• **TEXT**
※ ※ ※
Dick Poole Fillies' Stakes
- Class: Group 3
- Location: Salisbury Racecourse Salisbury, England
- Race type: Flat / Thoroughbred
- Sponsor: Irish Thoroughbred Marketing
- Website: Salisbury

Race information
- Distance: 6f (1,207 metres)
- Surface: Turf
- Track: Straight
- Qualification: Two-year-old fillies
- Weight: 9 st 2 lb Penalties 5 lb for G1 / G2 winners 3 lb for G3 winners
- Purse: £75,000 (2026) 1st: £42,533

= Dick Poole Fillies' Stakes =

Flat horse race in Britain

The Dick Poole Stakes is a Group 3 flat horse race in Great Britain open to two-year-old fillies. It is run at Salisbury over a distance of 6 furlongs (1,207 metres), and it is scheduled to take place each year in September. It was formerly contested at Listed level and was raised to Group 3 status in 2014.

The race is named in honour of Colonel Dick Poole, a racehorse trainer, breeder and owner, and was the brainchild of Peter Walwyn and his one-time assistant Mark Smyly. It was first run in 1979, initially over a distance of 5 furlongs.

==Records==

Leading jockey (3 wins):
- Richard Hughes - Dancing Drop (1996), Imperial Beauty (1998), Winning Express (2012)

Leading trainer (3 wins):
- John Dunlop – May Hinton (1989), Najiya (1995), Tashawak (2001)
※ ※ ※
• **RECORDED DATA**
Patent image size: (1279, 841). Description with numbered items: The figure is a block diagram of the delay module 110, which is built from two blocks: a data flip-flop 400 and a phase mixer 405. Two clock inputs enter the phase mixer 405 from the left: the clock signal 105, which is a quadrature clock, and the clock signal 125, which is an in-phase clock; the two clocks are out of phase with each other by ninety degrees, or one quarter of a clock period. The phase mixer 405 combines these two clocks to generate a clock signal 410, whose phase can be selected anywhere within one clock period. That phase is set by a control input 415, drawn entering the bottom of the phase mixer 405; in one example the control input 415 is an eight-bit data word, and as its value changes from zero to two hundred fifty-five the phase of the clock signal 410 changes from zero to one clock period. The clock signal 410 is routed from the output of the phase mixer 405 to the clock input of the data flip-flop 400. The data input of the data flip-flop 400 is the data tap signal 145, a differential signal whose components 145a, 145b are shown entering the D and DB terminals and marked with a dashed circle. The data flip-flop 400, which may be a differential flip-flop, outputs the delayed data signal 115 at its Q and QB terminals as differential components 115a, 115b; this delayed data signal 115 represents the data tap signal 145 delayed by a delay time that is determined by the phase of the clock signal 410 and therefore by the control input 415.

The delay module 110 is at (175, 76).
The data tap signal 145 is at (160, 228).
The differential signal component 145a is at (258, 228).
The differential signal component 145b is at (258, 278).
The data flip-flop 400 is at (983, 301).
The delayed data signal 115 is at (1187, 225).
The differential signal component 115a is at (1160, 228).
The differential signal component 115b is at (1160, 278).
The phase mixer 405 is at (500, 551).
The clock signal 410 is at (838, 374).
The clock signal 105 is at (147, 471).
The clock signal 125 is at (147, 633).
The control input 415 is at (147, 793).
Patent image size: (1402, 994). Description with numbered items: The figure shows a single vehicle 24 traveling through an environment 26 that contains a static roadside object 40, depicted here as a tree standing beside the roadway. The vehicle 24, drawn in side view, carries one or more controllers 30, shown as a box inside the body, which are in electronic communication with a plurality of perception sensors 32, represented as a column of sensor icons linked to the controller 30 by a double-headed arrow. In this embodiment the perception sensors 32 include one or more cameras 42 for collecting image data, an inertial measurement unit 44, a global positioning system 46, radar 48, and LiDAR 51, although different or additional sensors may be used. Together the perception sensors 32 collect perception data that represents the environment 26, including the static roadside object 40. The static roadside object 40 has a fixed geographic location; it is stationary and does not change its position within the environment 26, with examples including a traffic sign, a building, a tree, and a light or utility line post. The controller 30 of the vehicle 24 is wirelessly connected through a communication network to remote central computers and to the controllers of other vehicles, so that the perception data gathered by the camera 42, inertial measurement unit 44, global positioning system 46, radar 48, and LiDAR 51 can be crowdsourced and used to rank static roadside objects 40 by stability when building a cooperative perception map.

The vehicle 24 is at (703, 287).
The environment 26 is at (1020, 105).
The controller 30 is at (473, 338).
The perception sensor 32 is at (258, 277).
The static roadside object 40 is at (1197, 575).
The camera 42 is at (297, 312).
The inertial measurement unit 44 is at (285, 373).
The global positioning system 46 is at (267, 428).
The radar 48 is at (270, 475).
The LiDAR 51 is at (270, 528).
※ ※ ※
According to the text on the Dick Poole Fillies' Stakes, in what year was the race raised to Group 3 status? The listing isn't needed here.

2014